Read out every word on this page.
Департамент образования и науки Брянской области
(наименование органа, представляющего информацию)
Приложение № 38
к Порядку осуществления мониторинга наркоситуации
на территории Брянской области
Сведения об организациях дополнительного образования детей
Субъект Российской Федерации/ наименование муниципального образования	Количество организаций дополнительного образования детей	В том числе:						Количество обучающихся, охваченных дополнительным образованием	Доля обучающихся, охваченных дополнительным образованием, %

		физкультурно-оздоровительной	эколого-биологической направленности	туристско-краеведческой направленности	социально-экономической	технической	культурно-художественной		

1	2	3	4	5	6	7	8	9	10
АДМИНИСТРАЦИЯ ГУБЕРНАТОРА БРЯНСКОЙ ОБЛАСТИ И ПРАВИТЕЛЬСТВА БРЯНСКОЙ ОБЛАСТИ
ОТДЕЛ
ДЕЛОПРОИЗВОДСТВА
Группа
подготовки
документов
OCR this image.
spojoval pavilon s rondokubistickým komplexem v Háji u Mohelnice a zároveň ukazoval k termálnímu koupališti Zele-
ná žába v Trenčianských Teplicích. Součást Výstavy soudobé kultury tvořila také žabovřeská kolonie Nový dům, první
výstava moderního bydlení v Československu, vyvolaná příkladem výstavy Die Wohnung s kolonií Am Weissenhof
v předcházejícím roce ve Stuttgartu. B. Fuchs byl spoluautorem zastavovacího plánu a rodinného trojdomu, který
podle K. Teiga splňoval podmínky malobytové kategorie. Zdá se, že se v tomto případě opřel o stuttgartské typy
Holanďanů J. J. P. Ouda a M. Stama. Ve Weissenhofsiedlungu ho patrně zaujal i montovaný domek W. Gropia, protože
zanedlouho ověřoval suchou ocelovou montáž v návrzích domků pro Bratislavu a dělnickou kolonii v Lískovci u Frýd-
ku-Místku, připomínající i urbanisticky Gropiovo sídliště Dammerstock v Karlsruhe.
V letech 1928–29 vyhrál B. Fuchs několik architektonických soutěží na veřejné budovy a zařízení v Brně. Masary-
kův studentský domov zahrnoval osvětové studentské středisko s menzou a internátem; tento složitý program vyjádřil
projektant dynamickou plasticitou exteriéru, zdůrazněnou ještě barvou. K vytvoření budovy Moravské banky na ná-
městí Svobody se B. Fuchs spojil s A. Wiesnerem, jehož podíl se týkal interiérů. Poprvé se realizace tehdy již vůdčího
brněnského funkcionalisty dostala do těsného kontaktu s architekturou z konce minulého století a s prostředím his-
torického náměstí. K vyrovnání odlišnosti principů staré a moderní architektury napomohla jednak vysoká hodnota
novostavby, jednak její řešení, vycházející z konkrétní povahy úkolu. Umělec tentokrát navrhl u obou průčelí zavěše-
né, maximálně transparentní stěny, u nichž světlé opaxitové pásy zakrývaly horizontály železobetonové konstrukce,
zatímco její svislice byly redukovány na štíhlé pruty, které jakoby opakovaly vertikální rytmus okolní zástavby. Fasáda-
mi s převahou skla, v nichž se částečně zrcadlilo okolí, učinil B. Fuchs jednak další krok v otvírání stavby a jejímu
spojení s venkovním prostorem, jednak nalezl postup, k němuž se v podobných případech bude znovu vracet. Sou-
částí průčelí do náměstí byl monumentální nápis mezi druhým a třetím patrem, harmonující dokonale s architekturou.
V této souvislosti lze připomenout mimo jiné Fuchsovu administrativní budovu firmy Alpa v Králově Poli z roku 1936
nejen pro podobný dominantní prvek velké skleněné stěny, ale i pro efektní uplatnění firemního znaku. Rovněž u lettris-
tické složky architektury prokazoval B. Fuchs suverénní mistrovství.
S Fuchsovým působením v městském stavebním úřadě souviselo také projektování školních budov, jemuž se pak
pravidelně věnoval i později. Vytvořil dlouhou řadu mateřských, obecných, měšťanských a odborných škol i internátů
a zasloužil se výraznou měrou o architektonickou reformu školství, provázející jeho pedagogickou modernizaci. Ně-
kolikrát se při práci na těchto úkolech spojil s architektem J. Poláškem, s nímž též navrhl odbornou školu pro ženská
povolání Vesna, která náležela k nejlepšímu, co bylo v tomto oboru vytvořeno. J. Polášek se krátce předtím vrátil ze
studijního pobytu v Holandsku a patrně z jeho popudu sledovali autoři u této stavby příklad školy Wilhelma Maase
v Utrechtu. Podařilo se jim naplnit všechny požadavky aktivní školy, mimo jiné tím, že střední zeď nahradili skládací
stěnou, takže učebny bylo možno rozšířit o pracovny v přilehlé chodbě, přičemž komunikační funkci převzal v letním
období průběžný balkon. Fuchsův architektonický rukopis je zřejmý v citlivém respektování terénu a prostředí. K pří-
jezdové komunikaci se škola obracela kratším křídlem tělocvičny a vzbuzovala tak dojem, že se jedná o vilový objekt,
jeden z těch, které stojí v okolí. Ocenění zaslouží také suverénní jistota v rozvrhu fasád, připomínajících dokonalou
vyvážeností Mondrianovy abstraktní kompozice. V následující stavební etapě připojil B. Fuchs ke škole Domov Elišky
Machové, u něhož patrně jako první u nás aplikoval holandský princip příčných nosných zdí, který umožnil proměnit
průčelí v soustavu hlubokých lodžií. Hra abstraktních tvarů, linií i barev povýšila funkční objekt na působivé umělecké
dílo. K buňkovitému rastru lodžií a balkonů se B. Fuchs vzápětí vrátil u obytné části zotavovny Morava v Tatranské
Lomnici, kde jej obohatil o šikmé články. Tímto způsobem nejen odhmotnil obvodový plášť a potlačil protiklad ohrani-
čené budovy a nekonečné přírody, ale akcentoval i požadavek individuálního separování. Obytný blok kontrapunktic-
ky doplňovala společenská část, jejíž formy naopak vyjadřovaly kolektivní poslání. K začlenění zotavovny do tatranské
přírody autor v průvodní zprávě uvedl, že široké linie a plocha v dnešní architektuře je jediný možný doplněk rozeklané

□ □ □ □

● **Request**: Reproduce each entry exactly, leaving out nothing.

● **Solved exercise**:
Read out every word on this page.
Департамент образования и науки Брянской области
(наименование органа, представляющего информацию)
Приложение № 38
к Порядку осуществления мониторинга наркоситуации
на территории Брянской области
Сведения об организациях дополнительного образования детей
Субъект Российской Федерации/ наименование муниципального образования	Количество организаций дополнительного образования детей	В том числе:						Количество обучающихся, охваченных дополнительным образованием	Доля обучающихся, охваченных дополнительным образованием, %

		физкультурно-оздоровительной	эколого-биологической направленности	туристско-краеведческой направленности	социально-экономической	технической	культурно-художественной		

1	2	3	4	5	6	7	8	9	10
АДМИНИСТРАЦИЯ ГУБЕРНАТОРА БРЯНСКОЙ ОБЛАСТИ И ПРАВИТЕЛЬСТВА БРЯНСКОЙ ОБЛАСТИ
ОТДЕЛ
ДЕЛОПРОИЗВОДСТВА
Группа
подготовки
документов
OCR this image.
spojoval pavilon s rondokubistickým komplexem v Háji u Mohelnice a zároveň ukazoval k termálnímu koupališti Zele-
ná žába v Trenčianských Teplicích. Součást Výstavy soudobé kultury tvořila také žabovřeská kolonie Nový dům, první
výstava moderního bydlení v Československu, vyvolaná příkladem výstavy Die Wohnung s kolonií Am Weissenhof
v předcházejícím roce ve Stuttgartu. B. Fuchs byl spoluautorem zastavovacího plánu a rodinného trojdomu, který
podle K. Teiga splňoval podmínky malobytové kategorie. Zdá se, že se v tomto případě opřel o stuttgartské typy
Holanďanů J. J. P. Ouda a M. Stama. Ve Weissenhofsiedlungu ho patrně zaujal i montovaný domek W. Gropia, protože
zanedlouho ověřoval suchou ocelovou montáž v návrzích domků pro Bratislavu a dělnickou kolonii v Lískovci u Frýd-
ku-Místku, připomínající i urbanisticky Gropiovo sídliště Dammerstock v Karlsruhe.
V letech 1928–29 vyhrál B. Fuchs několik architektonických soutěží na veřejné budovy a zařízení v Brně. Masary-
kův studentský domov zahrnoval osvětové studentské středisko s menzou a internátem; tento složitý program vyjádřil
projektant dynamickou plasticitou exteriéru, zdůrazněnou ještě barvou. K vytvoření budovy Moravské banky na ná-
městí Svobody se B. Fuchs spojil s A. Wiesnerem, jehož podíl se týkal interiérů. Poprvé se realizace tehdy již vůdčího
brněnského funkcionalisty dostala do těsného kontaktu s architekturou z konce minulého století a s prostředím his-
torického náměstí. K vyrovnání odlišnosti principů staré a moderní architektury napomohla jednak vysoká hodnota
novostavby, jednak její řešení, vycházející z konkrétní povahy úkolu. Umělec tentokrát navrhl u obou průčelí zavěše-
né, maximálně transparentní stěny, u nichž světlé opaxitové pásy zakrývaly horizontály železobetonové konstrukce,
zatímco její svislice byly redukovány na štíhlé pruty, které jakoby opakovaly vertikální rytmus okolní zástavby. Fasáda-
mi s převahou skla, v nichž se částečně zrcadlilo okolí, učinil B. Fuchs jednak další krok v otvírání stavby a jejímu
spojení s venkovním prostorem, jednak nalezl postup, k němuž se v podobných případech bude znovu vracet. Sou-
částí průčelí do náměstí byl monumentální nápis mezi druhým a třetím patrem, harmonující dokonale s architekturou.
V této souvislosti lze připomenout mimo jiné Fuchsovu administrativní budovu firmy Alpa v Králově Poli z roku 1936
nejen pro podobný dominantní prvek velké skleněné stěny, ale i pro efektní uplatnění firemního znaku. Rovněž u lettris-
tické složky architektury prokazoval B. Fuchs suverénní mistrovství.
S Fuchsovým působením v městském stavebním úřadě souviselo také projektování školních budov, jemuž se pak
pravidelně věnoval i později. Vytvořil dlouhou řadu mateřských, obecných, měšťanských a odborných škol i internátů
a zasloužil se výraznou měrou o architektonickou reformu školství, provázející jeho pedagogickou modernizaci. Ně-
kolikrát se při práci na těchto úkolech spojil s architektem J. Poláškem, s nímž též navrhl odbornou školu pro ženská
povolání Vesna, která náležela k nejlepšímu, co bylo v tomto oboru vytvořeno. J. Polášek se krátce předtím vrátil ze
studijního pobytu v Holandsku a patrně z jeho popudu sledovali autoři u této stavby příklad školy Wilhelma Maase
v Utrechtu. Podařilo se jim naplnit všechny požadavky aktivní školy, mimo jiné tím, že střední zeď nahradili skládací
stěnou, takže učebny bylo možno rozšířit o pracovny v přilehlé chodbě, přičemž komunikační funkci převzal v letním
období průběžný balkon. Fuchsův architektonický rukopis je zřejmý v citlivém respektování terénu a prostředí. K pří-
jezdové komunikaci se škola obracela kratším křídlem tělocvičny a vzbuzovala tak dojem, že se jedná o vilový objekt,
jeden z těch, které stojí v okolí. Ocenění zaslouží také suverénní jistota v rozvrhu fasád, připomínajících dokonalou
vyvážeností Mondrianovy abstraktní kompozice. V následující stavební etapě připojil B. Fuchs ke škole Domov Elišky
Machové, u něhož patrně jako první u nás aplikoval holandský princip příčných nosných zdí, který umožnil proměnit
průčelí v soustavu hlubokých lodžií. Hra abstraktních tvarů, linií i barev povýšila funkční objekt na působivé umělecké
dílo. K buňkovitému rastru lodžií a balkonů se B. Fuchs vzápětí vrátil u obytné části zotavovny Morava v Tatranské
Lomnici, kde jej obohatil o šikmé články. Tímto způsobem nejen odhmotnil obvodový plášť a potlačil protiklad ohrani-
čené budovy a nekonečné přírody, ale akcentoval i požadavek individuálního separování. Obytný blok kontrapunktic-
ky doplňovala společenská část, jejíž formy naopak vyjadřovaly kolektivní poslání. K začlenění zotavovny do tatranské
přírody autor v průvodní zprávě uvedl, že široké linie a plocha v dnešní architektuře je jediný možný doplněk rozeklané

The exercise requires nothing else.